**Required work**
Search the material and gather each line with "received" in it.

**Task data**
━━━━━━━━

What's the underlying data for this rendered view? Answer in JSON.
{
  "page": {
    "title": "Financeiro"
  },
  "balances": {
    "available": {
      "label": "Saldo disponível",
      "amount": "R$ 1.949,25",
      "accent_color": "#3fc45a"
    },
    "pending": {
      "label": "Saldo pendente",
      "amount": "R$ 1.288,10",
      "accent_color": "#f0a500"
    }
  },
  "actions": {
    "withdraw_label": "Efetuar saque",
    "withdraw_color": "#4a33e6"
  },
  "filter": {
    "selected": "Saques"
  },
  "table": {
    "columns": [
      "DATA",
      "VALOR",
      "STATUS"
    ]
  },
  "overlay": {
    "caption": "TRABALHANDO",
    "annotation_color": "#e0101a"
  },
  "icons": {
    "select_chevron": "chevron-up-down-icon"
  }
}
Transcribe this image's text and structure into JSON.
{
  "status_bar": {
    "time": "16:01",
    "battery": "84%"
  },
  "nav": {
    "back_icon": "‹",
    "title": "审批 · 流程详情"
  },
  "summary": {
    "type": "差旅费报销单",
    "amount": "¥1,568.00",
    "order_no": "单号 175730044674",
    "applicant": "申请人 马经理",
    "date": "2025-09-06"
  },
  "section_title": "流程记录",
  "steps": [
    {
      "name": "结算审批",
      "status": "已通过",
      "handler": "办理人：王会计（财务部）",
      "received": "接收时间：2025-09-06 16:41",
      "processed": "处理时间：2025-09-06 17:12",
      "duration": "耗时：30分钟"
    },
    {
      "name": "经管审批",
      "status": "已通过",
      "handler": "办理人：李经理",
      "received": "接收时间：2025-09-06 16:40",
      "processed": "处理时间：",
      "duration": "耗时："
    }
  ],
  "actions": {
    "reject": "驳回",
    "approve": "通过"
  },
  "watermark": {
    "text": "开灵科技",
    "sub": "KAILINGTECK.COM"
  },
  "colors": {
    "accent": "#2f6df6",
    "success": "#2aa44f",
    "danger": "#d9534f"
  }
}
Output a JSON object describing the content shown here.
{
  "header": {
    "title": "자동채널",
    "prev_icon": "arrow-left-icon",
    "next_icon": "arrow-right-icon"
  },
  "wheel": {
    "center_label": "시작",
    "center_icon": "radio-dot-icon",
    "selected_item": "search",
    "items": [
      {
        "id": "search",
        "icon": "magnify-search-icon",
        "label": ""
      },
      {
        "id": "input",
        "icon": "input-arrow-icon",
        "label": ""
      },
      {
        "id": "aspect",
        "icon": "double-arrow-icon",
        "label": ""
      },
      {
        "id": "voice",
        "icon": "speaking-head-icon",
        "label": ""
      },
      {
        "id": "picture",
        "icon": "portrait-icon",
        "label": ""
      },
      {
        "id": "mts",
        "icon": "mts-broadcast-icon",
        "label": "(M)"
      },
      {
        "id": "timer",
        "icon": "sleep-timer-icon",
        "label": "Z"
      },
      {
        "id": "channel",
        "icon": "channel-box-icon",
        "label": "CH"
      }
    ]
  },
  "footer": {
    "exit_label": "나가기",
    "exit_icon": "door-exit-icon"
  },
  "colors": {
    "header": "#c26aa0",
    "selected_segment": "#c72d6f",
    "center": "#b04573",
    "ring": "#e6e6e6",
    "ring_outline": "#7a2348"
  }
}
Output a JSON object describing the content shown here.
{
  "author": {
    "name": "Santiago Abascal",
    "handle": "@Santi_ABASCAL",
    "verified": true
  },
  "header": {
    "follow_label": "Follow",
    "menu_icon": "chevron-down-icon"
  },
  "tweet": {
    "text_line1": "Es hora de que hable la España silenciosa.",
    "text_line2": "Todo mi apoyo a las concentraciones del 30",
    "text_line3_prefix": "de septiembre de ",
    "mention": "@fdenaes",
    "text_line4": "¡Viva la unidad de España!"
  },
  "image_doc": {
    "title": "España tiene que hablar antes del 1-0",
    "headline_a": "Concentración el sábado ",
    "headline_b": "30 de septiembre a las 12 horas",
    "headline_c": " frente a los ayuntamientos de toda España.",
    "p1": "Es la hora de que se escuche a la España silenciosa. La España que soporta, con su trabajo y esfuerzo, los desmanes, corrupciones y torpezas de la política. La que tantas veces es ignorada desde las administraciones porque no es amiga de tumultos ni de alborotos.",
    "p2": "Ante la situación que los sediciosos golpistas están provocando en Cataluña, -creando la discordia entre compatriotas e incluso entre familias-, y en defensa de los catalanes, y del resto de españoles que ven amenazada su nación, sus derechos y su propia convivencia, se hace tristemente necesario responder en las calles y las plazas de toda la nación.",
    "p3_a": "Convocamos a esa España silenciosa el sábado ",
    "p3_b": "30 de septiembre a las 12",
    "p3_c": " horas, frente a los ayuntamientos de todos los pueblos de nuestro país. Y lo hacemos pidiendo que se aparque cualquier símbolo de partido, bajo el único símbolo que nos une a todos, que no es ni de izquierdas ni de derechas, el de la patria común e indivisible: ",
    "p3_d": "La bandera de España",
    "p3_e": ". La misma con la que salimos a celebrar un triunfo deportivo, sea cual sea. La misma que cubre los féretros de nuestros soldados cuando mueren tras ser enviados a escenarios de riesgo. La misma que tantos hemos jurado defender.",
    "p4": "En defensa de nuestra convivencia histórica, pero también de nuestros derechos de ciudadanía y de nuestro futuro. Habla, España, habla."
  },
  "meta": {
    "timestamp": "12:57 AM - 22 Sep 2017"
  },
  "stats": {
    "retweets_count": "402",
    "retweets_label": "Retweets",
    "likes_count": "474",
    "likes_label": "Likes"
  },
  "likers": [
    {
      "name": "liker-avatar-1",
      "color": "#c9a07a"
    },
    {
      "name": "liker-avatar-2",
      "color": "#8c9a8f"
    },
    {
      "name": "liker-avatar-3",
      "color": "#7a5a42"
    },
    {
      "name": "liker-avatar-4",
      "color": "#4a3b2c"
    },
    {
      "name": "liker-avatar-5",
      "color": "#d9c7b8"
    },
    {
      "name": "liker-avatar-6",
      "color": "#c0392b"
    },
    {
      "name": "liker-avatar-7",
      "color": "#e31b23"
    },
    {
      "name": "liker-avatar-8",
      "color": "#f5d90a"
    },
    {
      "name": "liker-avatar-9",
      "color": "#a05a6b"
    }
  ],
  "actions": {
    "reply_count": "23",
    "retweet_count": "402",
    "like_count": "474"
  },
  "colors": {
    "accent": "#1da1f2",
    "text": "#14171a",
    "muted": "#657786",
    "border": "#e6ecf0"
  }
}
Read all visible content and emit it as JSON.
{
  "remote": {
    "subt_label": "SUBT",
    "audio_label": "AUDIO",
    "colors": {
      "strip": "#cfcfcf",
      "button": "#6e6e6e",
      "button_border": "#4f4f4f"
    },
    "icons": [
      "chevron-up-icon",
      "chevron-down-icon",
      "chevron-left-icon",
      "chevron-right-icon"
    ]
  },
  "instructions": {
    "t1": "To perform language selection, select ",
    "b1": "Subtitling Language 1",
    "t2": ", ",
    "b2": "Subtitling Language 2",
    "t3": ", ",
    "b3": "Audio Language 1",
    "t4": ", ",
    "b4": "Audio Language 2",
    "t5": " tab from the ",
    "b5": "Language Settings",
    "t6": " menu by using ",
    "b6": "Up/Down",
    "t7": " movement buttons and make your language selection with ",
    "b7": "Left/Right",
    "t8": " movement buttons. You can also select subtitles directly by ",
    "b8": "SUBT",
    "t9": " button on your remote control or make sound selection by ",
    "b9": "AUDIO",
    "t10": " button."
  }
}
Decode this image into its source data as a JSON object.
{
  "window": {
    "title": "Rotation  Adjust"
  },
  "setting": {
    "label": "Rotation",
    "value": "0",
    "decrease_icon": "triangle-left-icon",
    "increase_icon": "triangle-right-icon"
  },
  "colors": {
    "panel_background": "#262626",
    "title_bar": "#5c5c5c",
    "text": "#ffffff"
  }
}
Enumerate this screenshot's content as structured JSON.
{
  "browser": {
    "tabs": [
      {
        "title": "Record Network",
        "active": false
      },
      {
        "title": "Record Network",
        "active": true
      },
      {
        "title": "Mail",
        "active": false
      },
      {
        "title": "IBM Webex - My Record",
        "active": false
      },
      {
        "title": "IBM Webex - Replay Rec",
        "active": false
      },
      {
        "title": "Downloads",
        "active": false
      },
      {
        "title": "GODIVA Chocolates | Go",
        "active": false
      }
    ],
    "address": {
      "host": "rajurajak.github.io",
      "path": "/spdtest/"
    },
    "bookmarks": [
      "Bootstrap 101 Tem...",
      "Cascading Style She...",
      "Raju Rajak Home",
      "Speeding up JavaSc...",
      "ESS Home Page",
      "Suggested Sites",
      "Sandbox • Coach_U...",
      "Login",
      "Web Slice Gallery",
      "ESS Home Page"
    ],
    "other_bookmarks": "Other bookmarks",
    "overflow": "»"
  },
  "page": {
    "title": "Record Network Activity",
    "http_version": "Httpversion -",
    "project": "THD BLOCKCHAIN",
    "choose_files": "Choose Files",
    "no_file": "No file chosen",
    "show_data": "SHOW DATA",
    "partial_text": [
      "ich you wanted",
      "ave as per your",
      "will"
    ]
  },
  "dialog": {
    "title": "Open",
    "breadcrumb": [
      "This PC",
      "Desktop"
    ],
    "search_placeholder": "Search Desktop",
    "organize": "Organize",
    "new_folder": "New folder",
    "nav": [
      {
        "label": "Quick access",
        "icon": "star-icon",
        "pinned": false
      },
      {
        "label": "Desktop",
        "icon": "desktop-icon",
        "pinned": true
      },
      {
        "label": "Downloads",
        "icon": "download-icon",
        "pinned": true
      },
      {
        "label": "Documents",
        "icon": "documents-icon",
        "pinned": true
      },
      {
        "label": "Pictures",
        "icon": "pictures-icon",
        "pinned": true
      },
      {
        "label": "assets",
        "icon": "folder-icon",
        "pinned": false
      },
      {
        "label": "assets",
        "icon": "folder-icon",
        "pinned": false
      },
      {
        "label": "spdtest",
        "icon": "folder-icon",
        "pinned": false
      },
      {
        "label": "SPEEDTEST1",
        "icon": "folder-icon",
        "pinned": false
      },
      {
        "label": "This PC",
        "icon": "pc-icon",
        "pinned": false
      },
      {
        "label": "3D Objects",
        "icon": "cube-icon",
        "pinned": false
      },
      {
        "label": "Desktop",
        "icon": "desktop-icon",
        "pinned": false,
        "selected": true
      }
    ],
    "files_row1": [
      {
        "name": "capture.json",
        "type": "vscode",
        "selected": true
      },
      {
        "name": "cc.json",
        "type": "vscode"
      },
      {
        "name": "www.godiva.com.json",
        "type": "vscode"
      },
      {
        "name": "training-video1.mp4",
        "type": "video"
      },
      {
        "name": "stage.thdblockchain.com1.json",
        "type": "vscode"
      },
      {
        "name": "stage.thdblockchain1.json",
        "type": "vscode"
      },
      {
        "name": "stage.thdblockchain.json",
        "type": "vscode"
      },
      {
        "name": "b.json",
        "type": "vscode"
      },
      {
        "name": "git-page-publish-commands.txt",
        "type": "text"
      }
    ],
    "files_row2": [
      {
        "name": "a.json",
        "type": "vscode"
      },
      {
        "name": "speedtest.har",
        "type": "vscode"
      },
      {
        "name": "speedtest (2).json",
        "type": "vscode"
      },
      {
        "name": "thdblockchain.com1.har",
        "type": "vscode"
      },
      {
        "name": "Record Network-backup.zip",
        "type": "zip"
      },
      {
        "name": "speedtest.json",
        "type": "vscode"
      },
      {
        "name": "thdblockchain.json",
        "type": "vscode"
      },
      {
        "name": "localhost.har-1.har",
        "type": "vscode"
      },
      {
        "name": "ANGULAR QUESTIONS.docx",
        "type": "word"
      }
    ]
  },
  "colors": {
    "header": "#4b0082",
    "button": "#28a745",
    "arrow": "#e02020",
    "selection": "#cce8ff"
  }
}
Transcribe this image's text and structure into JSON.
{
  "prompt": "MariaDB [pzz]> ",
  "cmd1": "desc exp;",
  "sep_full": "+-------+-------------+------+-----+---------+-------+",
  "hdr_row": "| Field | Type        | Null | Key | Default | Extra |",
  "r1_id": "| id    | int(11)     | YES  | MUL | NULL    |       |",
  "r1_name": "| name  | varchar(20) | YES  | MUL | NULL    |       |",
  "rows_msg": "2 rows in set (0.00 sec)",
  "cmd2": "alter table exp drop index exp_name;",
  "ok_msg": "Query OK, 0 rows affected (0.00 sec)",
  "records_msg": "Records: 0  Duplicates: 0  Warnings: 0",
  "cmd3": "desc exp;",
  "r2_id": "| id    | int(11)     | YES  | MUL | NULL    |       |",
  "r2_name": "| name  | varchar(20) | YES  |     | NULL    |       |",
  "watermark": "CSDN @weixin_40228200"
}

━━━━━━━━

**Solution**
      "received": "接收时间：2025-09-06 16:41",
      "received": "接收时间：2025-09-06 16:40",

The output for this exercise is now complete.